* _Stored records_
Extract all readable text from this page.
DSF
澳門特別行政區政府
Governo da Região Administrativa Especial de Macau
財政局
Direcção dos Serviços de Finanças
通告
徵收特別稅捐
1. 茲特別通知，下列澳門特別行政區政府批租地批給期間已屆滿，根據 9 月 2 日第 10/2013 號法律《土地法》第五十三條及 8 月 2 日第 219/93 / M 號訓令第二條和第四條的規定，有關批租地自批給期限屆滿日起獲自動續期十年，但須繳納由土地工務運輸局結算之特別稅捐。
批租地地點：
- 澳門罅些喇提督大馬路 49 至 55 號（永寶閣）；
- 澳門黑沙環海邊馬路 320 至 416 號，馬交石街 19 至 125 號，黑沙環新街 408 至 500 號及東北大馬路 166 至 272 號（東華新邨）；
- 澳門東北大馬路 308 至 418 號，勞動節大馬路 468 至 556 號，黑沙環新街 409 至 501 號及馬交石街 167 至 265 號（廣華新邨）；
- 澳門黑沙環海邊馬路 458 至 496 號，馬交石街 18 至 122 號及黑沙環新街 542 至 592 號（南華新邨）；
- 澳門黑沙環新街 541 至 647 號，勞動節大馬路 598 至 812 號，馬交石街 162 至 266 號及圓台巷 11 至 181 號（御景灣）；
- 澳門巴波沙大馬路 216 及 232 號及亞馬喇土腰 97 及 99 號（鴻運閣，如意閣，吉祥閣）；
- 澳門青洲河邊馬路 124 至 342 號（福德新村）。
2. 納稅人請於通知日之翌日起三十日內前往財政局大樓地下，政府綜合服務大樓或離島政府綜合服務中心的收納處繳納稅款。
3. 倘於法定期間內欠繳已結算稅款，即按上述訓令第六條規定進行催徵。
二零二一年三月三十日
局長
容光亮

* _Task description_
Each line in the material either holds the string "澳門黑沙環海邊馬路" or does not. State how many do, and nothing else.

* _Solution to this task_
2